(Stored entries)
==========

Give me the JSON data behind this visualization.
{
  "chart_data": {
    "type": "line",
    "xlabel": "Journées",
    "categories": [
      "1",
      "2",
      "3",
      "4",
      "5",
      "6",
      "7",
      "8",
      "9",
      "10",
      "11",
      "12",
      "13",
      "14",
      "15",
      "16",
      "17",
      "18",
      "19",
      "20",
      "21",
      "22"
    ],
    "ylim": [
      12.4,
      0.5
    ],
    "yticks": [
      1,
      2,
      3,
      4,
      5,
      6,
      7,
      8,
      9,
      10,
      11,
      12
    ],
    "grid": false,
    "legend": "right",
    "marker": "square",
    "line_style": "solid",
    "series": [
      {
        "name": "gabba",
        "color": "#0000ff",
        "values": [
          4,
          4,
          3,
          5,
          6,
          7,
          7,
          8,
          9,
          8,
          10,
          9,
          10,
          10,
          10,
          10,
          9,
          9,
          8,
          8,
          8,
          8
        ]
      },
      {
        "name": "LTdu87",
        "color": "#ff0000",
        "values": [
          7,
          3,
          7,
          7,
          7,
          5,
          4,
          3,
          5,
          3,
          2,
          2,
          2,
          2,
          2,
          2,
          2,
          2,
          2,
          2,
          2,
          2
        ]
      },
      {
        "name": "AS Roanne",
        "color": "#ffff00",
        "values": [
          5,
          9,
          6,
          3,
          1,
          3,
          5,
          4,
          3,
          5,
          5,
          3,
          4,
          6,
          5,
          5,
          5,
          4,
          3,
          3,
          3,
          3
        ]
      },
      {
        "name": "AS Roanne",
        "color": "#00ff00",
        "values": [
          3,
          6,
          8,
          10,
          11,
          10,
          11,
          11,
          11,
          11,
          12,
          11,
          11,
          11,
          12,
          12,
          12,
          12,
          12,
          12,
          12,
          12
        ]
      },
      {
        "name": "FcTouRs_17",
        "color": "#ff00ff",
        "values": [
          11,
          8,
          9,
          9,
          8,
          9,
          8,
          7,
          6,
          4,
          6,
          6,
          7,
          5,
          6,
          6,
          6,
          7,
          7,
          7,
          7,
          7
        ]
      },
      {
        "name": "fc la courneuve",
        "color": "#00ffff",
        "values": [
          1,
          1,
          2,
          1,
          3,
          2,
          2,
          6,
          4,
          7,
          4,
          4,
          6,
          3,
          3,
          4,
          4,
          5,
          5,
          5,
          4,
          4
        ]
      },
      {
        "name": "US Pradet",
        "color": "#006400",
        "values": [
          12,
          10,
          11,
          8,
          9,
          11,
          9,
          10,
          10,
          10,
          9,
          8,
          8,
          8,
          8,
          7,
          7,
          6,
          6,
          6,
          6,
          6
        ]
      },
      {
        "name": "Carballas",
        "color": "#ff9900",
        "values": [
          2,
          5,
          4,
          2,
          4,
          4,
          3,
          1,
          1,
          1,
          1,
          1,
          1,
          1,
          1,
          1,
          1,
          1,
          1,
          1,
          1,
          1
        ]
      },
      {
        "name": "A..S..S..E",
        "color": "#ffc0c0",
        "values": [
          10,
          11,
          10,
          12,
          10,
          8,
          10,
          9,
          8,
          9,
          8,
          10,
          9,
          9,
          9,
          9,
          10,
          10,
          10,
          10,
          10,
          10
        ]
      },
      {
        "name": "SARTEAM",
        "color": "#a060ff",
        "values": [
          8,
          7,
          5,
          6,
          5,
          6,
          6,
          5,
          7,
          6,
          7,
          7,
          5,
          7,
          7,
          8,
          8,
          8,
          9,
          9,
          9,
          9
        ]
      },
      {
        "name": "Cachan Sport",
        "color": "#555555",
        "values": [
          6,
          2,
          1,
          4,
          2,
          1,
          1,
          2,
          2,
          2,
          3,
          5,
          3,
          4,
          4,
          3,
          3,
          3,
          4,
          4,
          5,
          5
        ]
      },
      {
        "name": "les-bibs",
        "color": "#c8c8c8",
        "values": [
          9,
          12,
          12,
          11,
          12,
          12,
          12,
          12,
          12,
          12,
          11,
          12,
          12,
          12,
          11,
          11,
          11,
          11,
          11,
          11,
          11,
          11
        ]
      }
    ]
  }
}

==========

* Directive *
Would you reproduce the material above in full, exactly as given?

* Exercise result *
Give me the JSON data behind this visualization.
{
  "chart_data": {
    "type": "line",
    "xlabel": "Journées",
    "categories": [
      "1",
      "2",
      "3",
      "4",
      "5",
      "6",
      "7",
      "8",
      "9",
      "10",
      "11",
      "12",
      "13",
      "14",
      "15",
      "16",
      "17",
      "18",
      "19",
      "20",
      "21",
      "22"
    ],
    "ylim": [
      12.4,
      0.5
    ],
    "yticks": [
      1,
      2,
      3,
      4,
      5,
      6,
      7,
      8,
      9,
      10,
      11,
      12
    ],
    "grid": false,
    "legend": "right",
    "marker": "square",
    "line_style": "solid",
    "series": [
      {
        "name": "gabba",
        "color": "#0000ff",
        "values": [
          4,
          4,
          3,
          5,
          6,
          7,
          7,
          8,
          9,
          8,
          10,
          9,
          10,
          10,
          10,
          10,
          9,
          9,
          8,
          8,
          8,
          8
        ]
      },
      {
        "name": "LTdu87",
        "color": "#ff0000",
        "values": [
          7,
          3,
          7,
          7,
          7,
          5,
          4,
          3,
          5,
          3,
          2,
          2,
          2,
          2,
          2,
          2,
          2,
          2,
          2,
          2,
          2,
          2
        ]
      },
      {
        "name": "AS Roanne",
        "color": "#ffff00",
        "values": [
          5,
          9,
          6,
          3,
          1,
          3,
          5,
          4,
          3,
          5,
          5,
          3,
          4,
          6,
          5,
          5,
          5,
          4,
          3,
          3,
          3,
          3
        ]
      },
      {
        "name": "AS Roanne",
        "color": "#00ff00",
        "values": [
          3,
          6,
          8,
          10,
          11,
          10,
          11,
          11,
          11,
          11,
          12,
          11,
          11,
          11,
          12,
          12,
          12,
          12,
          12,
          12,
          12,
          12
        ]
      },
      {
        "name": "FcTouRs_17",
        "color": "#ff00ff",
        "values": [
          11,
          8,
          9,
          9,
          8,
          9,
          8,
          7,
          6,
          4,
          6,
          6,
          7,
          5,
          6,
          6,
          6,
          7,
          7,
          7,
          7,
          7
        ]
      },
      {
        "name": "fc la courneuve",
        "color": "#00ffff",
        "values": [
          1,
          1,
          2,
          1,
          3,
          2,
          2,
          6,
          4,
          7,
          4,
          4,
          6,
          3,
          3,
          4,
          4,
          5,
          5,
          5,
          4,
          4
        ]
      },
      {
        "name": "US Pradet",
        "color": "#006400",
        "values": [
          12,
          10,
          11,
          8,
          9,
          11,
          9,
          10,
          10,
          10,
          9,
          8,
          8,
          8,
          8,
          7,
          7,
          6,
          6,
          6,
          6,
          6
        ]
      },
      {
        "name": "Carballas",
        "color": "#ff9900",
        "values": [
          2,
          5,
          4,
          2,
          4,
          4,
          3,
          1,
          1,
          1,
          1,
          1,
          1,
          1,
          1,
          1,
          1,
          1,
          1,
          1,
          1,
          1
        ]
      },
      {
        "name": "A..S..S..E",
        "color": "#ffc0c0",
        "values": [
          10,
          11,
          10,
          12,
          10,
          8,
          10,
          9,
          8,
          9,
          8,
          10,
          9,
          9,
          9,
          9,
          10,
          10,
          10,
          10,
          10,
          10
        ]
      },
      {
        "name": "SARTEAM",
        "color": "#a060ff",
        "values": [
          8,
          7,
          5,
          6,
          5,
          6,
          6,
          5,
          7,
          6,
          7,
          7,
          5,
          7,
          7,
          8,
          8,
          8,
          9,
          9,
          9,
          9
        ]
      },
      {
        "name": "Cachan Sport",
        "color": "#555555",
        "values": [
          6,
          2,
          1,
          4,
          2,
          1,
          1,
          2,
          2,
          2,
          3,
          5,
          3,
          4,
          4,
          3,
          3,
          3,
          4,
          4,
          5,
          5
        ]
      },
      {
        "name": "les-bibs",
        "color": "#c8c8c8",
        "values": [
          9,
          12,
          12,
          11,
          12,
          12,
          12,
          12,
          12,
          12,
          11,
          12,
          12,
          12,
          11,
          11,
          11,
          11,
          11,
          11,
          11,
          11
        ]
      }
    ]
  }
}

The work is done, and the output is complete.